> _DIRECTIONS_: In the listing below, count each line containing "First" and answer with the count only.

####################

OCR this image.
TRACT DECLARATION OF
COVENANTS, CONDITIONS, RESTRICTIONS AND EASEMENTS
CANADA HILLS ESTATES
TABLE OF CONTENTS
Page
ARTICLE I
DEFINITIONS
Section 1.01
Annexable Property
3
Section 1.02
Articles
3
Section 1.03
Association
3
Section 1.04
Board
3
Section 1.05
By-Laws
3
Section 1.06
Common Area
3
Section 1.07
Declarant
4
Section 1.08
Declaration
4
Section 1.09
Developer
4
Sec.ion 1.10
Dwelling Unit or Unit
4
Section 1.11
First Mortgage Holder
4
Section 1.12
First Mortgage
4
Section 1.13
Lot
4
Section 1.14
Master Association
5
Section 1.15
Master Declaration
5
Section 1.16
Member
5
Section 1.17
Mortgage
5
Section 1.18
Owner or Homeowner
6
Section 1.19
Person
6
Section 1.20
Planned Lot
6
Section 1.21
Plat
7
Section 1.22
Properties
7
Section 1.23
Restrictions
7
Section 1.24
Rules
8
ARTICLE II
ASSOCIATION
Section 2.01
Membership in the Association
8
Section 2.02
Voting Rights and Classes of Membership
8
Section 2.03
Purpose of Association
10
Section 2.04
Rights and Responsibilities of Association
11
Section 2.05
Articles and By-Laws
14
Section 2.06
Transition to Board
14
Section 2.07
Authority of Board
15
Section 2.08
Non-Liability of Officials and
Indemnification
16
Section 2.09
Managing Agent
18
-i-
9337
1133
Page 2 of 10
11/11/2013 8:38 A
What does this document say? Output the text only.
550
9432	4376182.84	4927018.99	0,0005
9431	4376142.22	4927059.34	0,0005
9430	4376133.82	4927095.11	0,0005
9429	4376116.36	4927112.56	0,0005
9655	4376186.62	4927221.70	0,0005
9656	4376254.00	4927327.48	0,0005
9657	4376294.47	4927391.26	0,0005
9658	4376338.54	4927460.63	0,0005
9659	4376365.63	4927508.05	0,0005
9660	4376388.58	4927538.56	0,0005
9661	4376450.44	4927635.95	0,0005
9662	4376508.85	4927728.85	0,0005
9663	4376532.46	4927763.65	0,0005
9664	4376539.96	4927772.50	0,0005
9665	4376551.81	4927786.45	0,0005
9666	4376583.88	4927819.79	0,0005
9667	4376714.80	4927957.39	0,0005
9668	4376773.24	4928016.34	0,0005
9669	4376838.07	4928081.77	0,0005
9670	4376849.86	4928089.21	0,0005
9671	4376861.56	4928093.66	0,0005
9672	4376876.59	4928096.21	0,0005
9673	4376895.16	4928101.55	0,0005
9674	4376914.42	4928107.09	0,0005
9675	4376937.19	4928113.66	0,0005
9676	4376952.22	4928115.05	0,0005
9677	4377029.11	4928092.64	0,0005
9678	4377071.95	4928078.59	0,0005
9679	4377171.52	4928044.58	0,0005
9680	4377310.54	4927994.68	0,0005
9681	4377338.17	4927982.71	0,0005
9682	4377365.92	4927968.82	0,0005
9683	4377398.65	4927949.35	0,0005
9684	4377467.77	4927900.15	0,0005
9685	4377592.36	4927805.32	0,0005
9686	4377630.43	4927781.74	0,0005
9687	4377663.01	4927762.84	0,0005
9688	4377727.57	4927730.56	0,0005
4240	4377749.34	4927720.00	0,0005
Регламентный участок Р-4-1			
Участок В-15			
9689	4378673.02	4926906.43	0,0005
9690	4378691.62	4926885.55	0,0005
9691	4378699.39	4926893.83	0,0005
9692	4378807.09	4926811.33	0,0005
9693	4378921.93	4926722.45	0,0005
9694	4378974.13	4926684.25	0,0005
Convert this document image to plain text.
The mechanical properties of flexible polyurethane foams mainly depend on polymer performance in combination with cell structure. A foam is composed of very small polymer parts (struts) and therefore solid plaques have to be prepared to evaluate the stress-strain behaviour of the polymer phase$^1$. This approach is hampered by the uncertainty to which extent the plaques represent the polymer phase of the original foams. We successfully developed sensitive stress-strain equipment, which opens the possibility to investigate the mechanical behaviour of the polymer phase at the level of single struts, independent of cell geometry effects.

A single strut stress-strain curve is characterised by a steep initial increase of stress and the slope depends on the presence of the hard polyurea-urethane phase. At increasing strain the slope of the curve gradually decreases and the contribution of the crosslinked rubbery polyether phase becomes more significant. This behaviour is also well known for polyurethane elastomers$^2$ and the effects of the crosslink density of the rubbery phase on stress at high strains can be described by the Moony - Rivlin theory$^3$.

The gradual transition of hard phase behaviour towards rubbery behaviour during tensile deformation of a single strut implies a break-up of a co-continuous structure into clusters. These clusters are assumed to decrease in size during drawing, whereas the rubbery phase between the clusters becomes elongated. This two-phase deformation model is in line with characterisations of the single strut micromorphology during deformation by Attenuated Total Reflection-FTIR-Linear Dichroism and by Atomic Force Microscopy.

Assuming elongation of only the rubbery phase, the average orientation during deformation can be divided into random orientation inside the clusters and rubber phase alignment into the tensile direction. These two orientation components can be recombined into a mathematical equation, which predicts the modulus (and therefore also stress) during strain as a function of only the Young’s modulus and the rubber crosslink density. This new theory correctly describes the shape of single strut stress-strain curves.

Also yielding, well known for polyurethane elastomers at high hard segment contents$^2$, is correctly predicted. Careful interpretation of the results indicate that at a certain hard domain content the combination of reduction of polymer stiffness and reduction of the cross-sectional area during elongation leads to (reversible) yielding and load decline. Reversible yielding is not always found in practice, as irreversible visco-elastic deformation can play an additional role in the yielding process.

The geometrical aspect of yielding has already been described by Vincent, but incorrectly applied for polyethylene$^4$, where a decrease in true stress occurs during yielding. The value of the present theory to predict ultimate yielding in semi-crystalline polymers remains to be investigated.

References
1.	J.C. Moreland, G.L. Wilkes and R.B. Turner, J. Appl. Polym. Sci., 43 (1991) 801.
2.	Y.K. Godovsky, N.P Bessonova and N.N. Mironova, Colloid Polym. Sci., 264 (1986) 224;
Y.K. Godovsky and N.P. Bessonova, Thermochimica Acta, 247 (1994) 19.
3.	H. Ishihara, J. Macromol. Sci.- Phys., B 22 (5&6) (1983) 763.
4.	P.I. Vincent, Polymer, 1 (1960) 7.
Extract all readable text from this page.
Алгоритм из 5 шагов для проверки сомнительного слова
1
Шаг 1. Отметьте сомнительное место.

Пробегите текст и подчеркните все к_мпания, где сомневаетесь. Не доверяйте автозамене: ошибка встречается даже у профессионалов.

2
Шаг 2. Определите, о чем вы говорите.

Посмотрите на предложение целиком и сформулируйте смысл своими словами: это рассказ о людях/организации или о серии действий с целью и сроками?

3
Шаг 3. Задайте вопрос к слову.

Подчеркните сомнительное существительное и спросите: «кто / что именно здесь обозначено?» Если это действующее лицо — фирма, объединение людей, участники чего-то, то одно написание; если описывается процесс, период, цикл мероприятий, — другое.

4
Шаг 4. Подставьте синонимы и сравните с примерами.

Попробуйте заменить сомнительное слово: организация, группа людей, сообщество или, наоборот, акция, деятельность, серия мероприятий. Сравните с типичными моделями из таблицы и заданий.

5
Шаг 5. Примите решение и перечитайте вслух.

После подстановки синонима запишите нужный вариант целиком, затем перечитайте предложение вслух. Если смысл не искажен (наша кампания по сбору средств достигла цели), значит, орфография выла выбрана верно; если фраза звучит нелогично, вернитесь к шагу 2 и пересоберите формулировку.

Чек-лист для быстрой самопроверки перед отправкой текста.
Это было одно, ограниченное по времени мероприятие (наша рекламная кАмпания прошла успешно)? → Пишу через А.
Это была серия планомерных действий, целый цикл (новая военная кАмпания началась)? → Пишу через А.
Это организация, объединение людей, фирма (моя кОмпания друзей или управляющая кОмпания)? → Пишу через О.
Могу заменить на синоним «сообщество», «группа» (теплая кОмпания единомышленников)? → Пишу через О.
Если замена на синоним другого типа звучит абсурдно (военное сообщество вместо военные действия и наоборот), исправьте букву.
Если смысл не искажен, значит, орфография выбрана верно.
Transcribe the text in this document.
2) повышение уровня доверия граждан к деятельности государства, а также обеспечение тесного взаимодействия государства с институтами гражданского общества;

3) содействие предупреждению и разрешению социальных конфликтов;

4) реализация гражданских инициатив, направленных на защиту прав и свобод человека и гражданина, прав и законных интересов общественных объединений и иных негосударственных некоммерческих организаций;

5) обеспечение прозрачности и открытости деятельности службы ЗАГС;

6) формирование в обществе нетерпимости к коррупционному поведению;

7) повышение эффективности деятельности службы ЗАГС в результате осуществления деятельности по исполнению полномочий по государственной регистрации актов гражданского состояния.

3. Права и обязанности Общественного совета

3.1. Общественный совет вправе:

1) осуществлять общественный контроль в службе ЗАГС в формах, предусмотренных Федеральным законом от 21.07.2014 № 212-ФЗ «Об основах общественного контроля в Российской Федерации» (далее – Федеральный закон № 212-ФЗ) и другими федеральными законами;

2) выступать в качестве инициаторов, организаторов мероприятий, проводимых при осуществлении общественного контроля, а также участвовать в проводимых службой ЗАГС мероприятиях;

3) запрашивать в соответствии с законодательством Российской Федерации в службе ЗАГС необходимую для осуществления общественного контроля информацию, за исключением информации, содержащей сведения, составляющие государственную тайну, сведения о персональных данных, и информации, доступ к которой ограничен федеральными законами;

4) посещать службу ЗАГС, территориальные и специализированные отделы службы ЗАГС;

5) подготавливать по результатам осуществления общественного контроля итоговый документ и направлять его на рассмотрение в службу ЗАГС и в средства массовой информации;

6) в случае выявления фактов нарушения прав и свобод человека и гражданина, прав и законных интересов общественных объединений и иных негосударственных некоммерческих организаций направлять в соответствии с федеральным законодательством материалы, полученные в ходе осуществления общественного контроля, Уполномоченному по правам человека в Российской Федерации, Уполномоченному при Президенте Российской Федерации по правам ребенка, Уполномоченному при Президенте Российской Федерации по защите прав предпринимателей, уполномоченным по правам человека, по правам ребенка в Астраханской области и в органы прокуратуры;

####################

> _RESPONSE BELOW_: 2